[BEGIN SUPPLIED RECORDS]

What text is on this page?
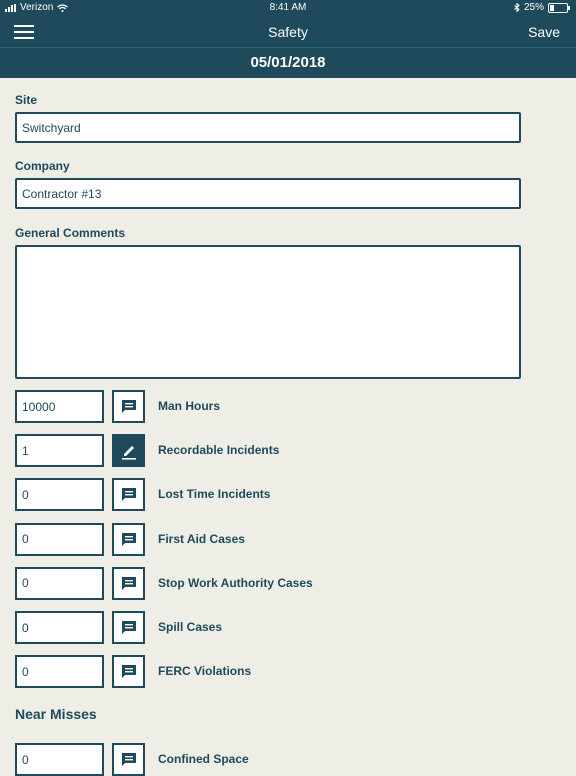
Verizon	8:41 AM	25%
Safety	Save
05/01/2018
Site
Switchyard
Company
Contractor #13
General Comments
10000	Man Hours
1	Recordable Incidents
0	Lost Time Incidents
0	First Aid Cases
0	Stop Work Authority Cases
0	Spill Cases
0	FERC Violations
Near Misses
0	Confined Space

[END SUPPLIED RECORDS]
[BEGIN SUPPLIED RECORDS]

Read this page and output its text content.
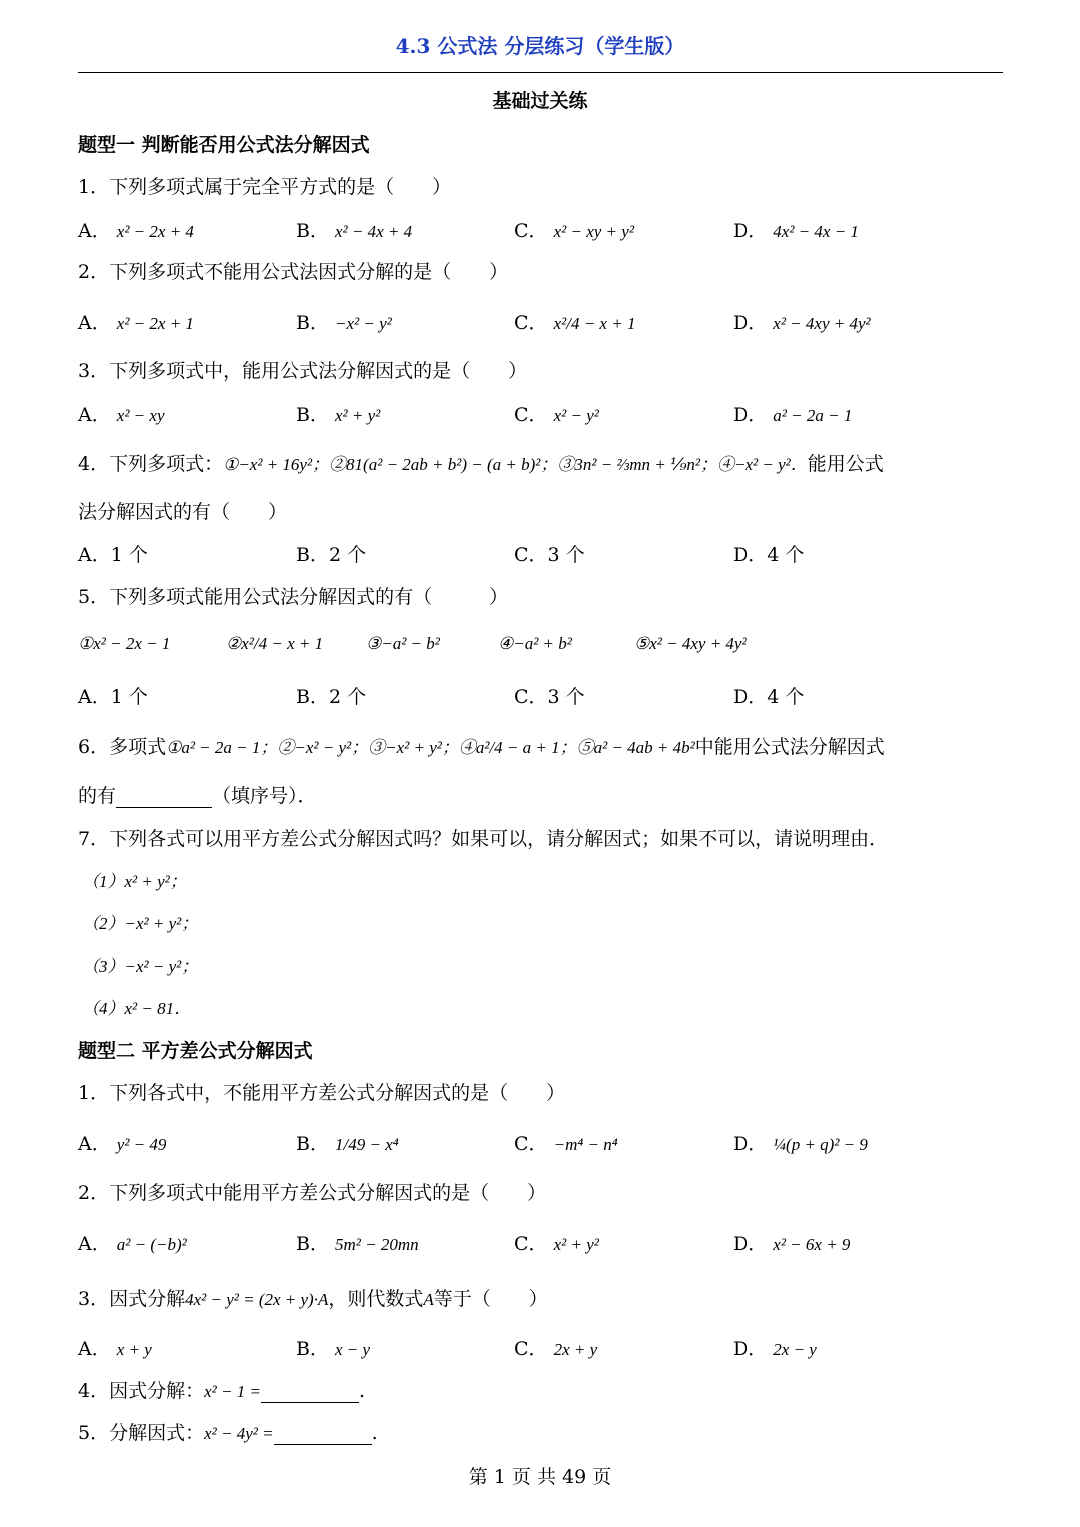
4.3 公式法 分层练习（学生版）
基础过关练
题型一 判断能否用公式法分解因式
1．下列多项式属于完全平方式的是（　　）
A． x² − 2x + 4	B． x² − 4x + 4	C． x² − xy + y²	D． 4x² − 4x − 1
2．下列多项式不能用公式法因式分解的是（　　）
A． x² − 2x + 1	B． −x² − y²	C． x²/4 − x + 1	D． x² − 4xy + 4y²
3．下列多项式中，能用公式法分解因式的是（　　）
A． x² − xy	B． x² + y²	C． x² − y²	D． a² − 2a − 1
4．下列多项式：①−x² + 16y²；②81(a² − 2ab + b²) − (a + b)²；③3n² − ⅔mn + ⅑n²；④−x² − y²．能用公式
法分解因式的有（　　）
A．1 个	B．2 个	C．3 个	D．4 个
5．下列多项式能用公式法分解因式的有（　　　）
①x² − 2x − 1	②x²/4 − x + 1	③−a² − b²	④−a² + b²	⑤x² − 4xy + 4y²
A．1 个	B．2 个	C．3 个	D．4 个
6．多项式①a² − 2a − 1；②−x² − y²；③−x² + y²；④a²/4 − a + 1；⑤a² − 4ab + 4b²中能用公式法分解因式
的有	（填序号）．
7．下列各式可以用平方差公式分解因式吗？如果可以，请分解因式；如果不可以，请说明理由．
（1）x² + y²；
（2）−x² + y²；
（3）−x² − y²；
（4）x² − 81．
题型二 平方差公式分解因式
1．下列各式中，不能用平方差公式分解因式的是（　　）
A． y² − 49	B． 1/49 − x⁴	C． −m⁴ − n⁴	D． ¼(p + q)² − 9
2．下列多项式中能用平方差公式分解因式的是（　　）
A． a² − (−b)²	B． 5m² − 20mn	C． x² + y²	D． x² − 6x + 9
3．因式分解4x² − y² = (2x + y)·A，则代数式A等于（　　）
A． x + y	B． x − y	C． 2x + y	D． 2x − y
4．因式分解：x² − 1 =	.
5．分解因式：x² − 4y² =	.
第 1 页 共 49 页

[END SUPPLIED RECORDS]

TASK PROMPT:
Going through the data above, count the lines where the string "Cases" appears, and answer with only that number.

SOLUTION TO THIS EXERCISE:
3